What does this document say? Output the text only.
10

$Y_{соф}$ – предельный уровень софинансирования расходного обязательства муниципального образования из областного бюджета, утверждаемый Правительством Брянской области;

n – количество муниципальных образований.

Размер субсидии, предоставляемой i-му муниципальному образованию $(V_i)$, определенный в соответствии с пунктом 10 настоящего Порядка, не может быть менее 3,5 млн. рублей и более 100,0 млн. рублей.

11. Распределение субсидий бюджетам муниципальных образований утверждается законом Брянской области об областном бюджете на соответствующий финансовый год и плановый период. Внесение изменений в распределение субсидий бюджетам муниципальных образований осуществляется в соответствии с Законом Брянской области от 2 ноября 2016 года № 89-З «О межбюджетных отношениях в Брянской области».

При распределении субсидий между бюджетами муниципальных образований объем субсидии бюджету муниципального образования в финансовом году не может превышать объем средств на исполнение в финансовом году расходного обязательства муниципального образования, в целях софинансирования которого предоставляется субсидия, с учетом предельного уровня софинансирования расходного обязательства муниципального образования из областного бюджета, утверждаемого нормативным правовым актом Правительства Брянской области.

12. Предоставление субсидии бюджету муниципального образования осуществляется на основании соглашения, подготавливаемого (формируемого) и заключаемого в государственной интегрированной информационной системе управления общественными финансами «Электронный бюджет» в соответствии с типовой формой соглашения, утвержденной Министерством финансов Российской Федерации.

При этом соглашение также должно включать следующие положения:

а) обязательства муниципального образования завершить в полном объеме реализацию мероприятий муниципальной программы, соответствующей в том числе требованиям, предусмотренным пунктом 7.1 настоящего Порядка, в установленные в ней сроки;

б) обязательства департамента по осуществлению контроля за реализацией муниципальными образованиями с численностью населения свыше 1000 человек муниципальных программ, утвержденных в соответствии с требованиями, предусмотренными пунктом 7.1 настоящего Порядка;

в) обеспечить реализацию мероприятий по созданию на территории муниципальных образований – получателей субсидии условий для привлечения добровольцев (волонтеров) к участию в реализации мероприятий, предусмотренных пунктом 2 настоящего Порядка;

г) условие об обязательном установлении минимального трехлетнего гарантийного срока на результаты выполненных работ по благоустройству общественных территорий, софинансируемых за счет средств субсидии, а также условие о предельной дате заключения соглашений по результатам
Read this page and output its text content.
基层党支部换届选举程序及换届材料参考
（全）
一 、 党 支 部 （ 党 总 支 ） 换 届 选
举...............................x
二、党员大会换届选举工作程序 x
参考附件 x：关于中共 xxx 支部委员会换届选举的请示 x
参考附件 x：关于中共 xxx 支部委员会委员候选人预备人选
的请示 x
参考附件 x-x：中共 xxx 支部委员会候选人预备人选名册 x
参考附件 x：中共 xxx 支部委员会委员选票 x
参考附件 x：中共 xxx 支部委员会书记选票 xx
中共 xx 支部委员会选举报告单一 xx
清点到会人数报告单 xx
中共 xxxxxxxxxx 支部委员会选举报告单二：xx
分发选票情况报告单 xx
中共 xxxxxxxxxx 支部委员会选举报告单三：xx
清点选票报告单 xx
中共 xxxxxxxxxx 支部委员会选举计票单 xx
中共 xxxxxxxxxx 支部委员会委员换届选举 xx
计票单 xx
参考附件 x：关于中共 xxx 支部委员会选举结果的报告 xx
────────────────────
> Problem: Extract each line of the material exactly as it stands.

> Final result:
What does this document say? Output the text only.
10

$Y_{соф}$ – предельный уровень софинансирования расходного обязательства муниципального образования из областного бюджета, утверждаемый Правительством Брянской области;

n – количество муниципальных образований.

Размер субсидии, предоставляемой i-му муниципальному образованию $(V_i)$, определенный в соответствии с пунктом 10 настоящего Порядка, не может быть менее 3,5 млн. рублей и более 100,0 млн. рублей.

11. Распределение субсидий бюджетам муниципальных образований утверждается законом Брянской области об областном бюджете на соответствующий финансовый год и плановый период. Внесение изменений в распределение субсидий бюджетам муниципальных образований осуществляется в соответствии с Законом Брянской области от 2 ноября 2016 года № 89-З «О межбюджетных отношениях в Брянской области».

При распределении субсидий между бюджетами муниципальных образований объем субсидии бюджету муниципального образования в финансовом году не может превышать объем средств на исполнение в финансовом году расходного обязательства муниципального образования, в целях софинансирования которого предоставляется субсидия, с учетом предельного уровня софинансирования расходного обязательства муниципального образования из областного бюджета, утверждаемого нормативным правовым актом Правительства Брянской области.

12. Предоставление субсидии бюджету муниципального образования осуществляется на основании соглашения, подготавливаемого (формируемого) и заключаемого в государственной интегрированной информационной системе управления общественными финансами «Электронный бюджет» в соответствии с типовой формой соглашения, утвержденной Министерством финансов Российской Федерации.

При этом соглашение также должно включать следующие положения:

а) обязательства муниципального образования завершить в полном объеме реализацию мероприятий муниципальной программы, соответствующей в том числе требованиям, предусмотренным пунктом 7.1 настоящего Порядка, в установленные в ней сроки;

б) обязательства департамента по осуществлению контроля за реализацией муниципальными образованиями с численностью населения свыше 1000 человек муниципальных программ, утвержденных в соответствии с требованиями, предусмотренными пунктом 7.1 настоящего Порядка;

в) обеспечить реализацию мероприятий по созданию на территории муниципальных образований – получателей субсидии условий для привлечения добровольцев (волонтеров) к участию в реализации мероприятий, предусмотренных пунктом 2 настоящего Порядка;

г) условие об обязательном установлении минимального трехлетнего гарантийного срока на результаты выполненных работ по благоустройству общественных территорий, софинансируемых за счет средств субсидии, а также условие о предельной дате заключения соглашений по результатам
Read this page and output its text content.
基层党支部换届选举程序及换届材料参考
（全）
一 、 党 支 部 （ 党 总 支 ） 换 届 选
举...............................x
二、党员大会换届选举工作程序 x
参考附件 x：关于中共 xxx 支部委员会换届选举的请示 x
参考附件 x：关于中共 xxx 支部委员会委员候选人预备人选
的请示 x
参考附件 x-x：中共 xxx 支部委员会候选人预备人选名册 x
参考附件 x：中共 xxx 支部委员会委员选票 x
参考附件 x：中共 xxx 支部委员会书记选票 xx
中共 xx 支部委员会选举报告单一 xx
清点到会人数报告单 xx
中共 xxxxxxxxxx 支部委员会选举报告单二：xx
分发选票情况报告单 xx
中共 xxxxxxxxxx 支部委员会选举报告单三：xx
清点选票报告单 xx
中共 xxxxxxxxxx 支部委员会选举计票单 xx
中共 xxxxxxxxxx 支部委员会委员换届选举 xx
计票单 xx
参考附件 x：关于中共 xxx 支部委员会选举结果的报告 xx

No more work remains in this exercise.